Return all lines below containing the word "scientific".

BEGIN EXTRACTED MATERIAL

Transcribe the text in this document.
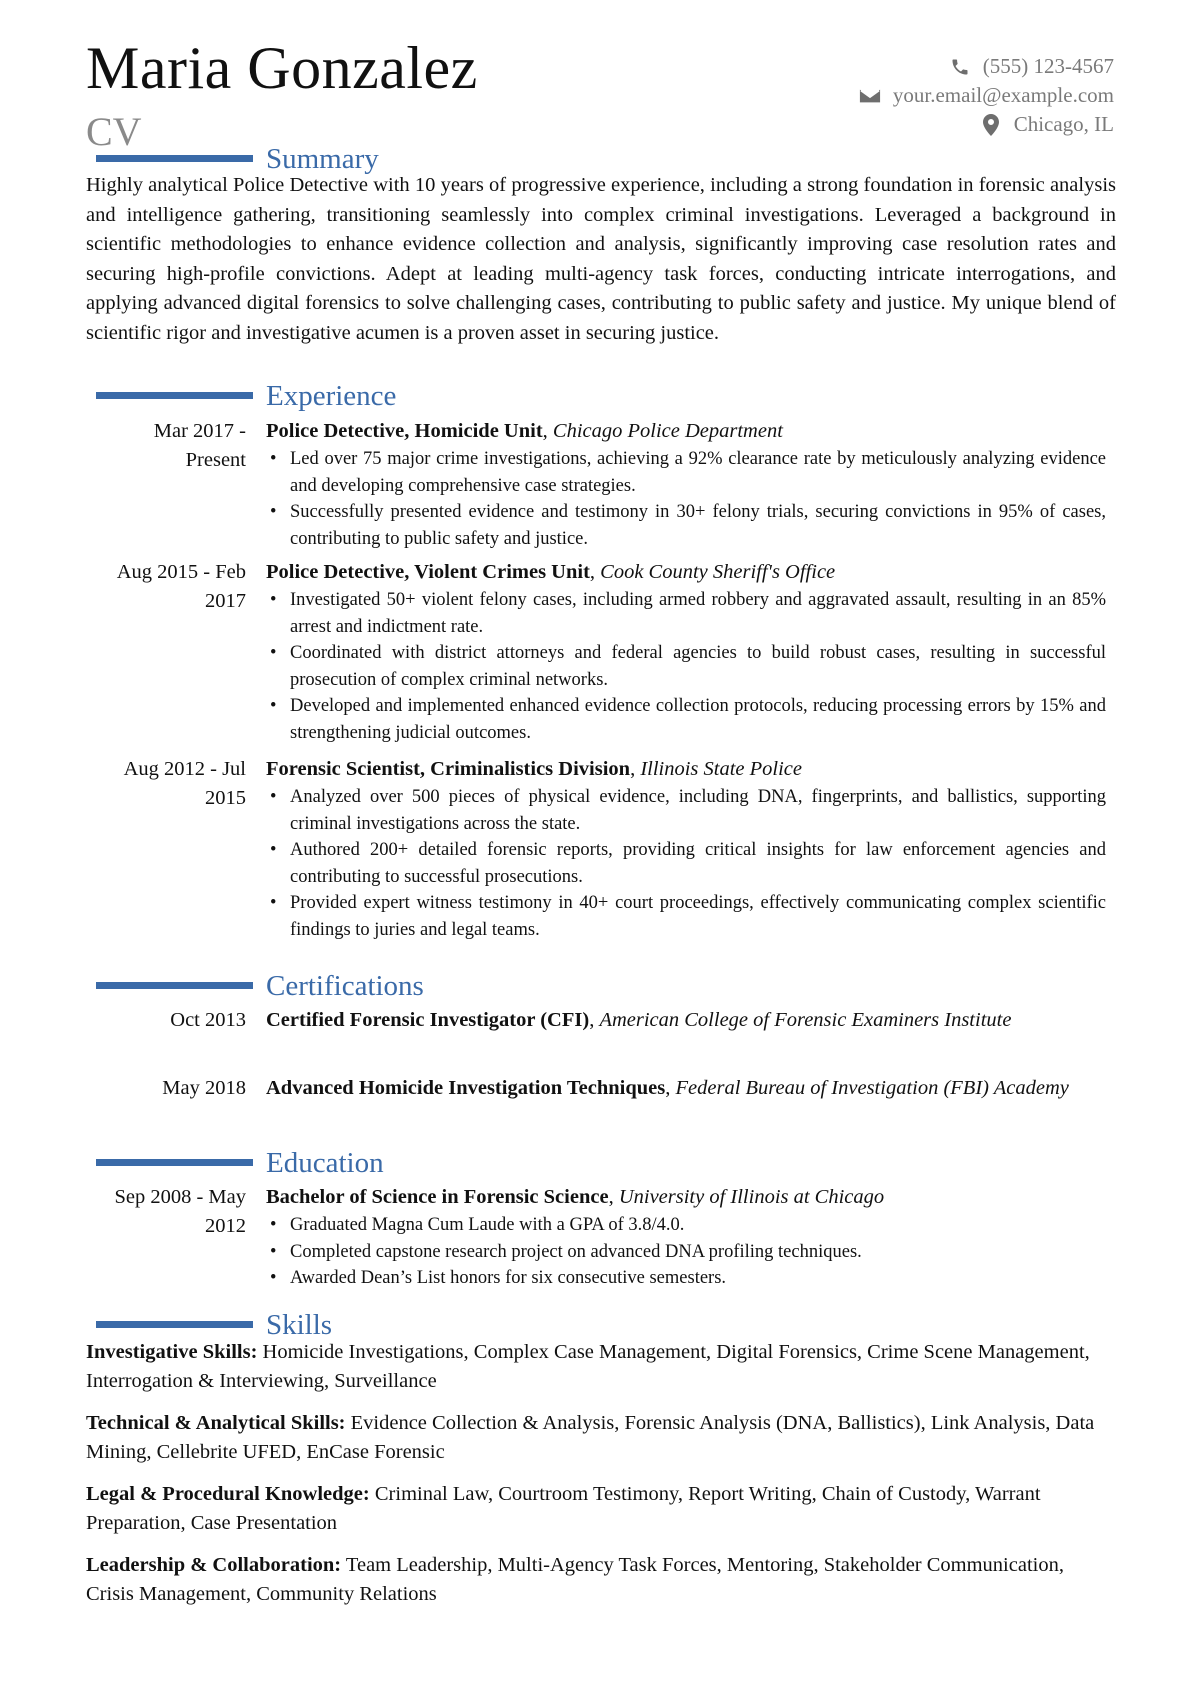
Maria Gonzalez
CV
(555) 123-4567
your.email@example.com
Chicago, IL
Summary
Highly analytical Police Detective with 10 years of progressive experience, including a strong foundation in forensic analysis and intelligence gathering, transitioning seamlessly into complex criminal investigations. Leveraged a background in scientific methodologies to enhance evidence collection and analysis, significantly improving case resolution rates and securing high-profile convictions. Adept at leading multi-agency task forces, conducting intricate interrogations, and applying advanced digital forensics to solve challenging cases, contributing to public safety and justice. My unique blend of scientific rigor and investigative acumen is a proven asset in securing justice.
Experience
Mar 2017 -
Present
Police Detective, Homicide Unit, Chicago Police Department
• Led over 75 major crime investigations, achieving a 92% clearance rate by meticulously analyzing evidence and developing comprehensive case strategies.
• Successfully presented evidence and testimony in 30+ felony trials, securing convictions in 95% of cases, contributing to public safety and justice.
Aug 2015 - Feb
2017
Police Detective, Violent Crimes Unit, Cook County Sheriff's Office
• Investigated 50+ violent felony cases, including armed robbery and aggravated assault, resulting in an 85% arrest and indictment rate.
• Coordinated with district attorneys and federal agencies to build robust cases, resulting in successful prosecution of complex criminal networks.
• Developed and implemented enhanced evidence collection protocols, reducing processing errors by 15% and strengthening judicial outcomes.
Aug 2012 - Jul
2015
Forensic Scientist, Criminalistics Division, Illinois State Police
• Analyzed over 500 pieces of physical evidence, including DNA, fingerprints, and ballistics, supporting criminal investigations across the state.
• Authored 200+ detailed forensic reports, providing critical insights for law enforcement agencies and contributing to successful prosecutions.
• Provided expert witness testimony in 40+ court proceedings, effectively communicating complex scientific findings to juries and legal teams.
Certifications
Oct 2013 Certified Forensic Investigator (CFI), American College of Forensic Examiners Institute
May 2018 Advanced Homicide Investigation Techniques, Federal Bureau of Investigation (FBI) Academy
Education
Sep 2008 - May
2012
Bachelor of Science in Forensic Science, University of Illinois at Chicago
• Graduated Magna Cum Laude with a GPA of 3.8/4.0.
• Completed capstone research project on advanced DNA profiling techniques.
• Awarded Dean’s List honors for six consecutive semesters.
Skills
Investigative Skills: Homicide Investigations, Complex Case Management, Digital Forensics, Crime Scene Management, Interrogation & Interviewing, Surveillance
Technical & Analytical Skills: Evidence Collection & Analysis, Forensic Analysis (DNA, Ballistics), Link Analysis, Data Mining, Cellebrite UFED, EnCase Forensic
Legal & Procedural Knowledge: Criminal Law, Courtroom Testimony, Report Writing, Chain of Custody, Warrant Preparation, Case Presentation
Leadership & Collaboration: Team Leadership, Multi-Agency Task Forces, Mentoring, Stakeholder Communication, Crisis Management, Community Relations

END EXTRACTED MATERIAL

▸ THE REPLY
Highly analytical Police Detective with 10 years of progressive experience, including a strong foundation in forensic analysis and intelligence gathering, transitioning seamlessly into complex criminal investigations. Leveraged a background in scientific methodologies to enhance evidence collection and analysis, significantly improving case resolution rates and securing high-profile convictions. Adept at leading multi-agency task forces, conducting intricate interrogations, and applying advanced digital forensics to solve challenging cases, contributing to public safety and justice. My unique blend of scientific rigor and investigative acumen is a proven asset in securing justice.
• Provided expert witness testimony in 40+ court proceedings, effectively communicating complex scientific findings to juries and legal teams.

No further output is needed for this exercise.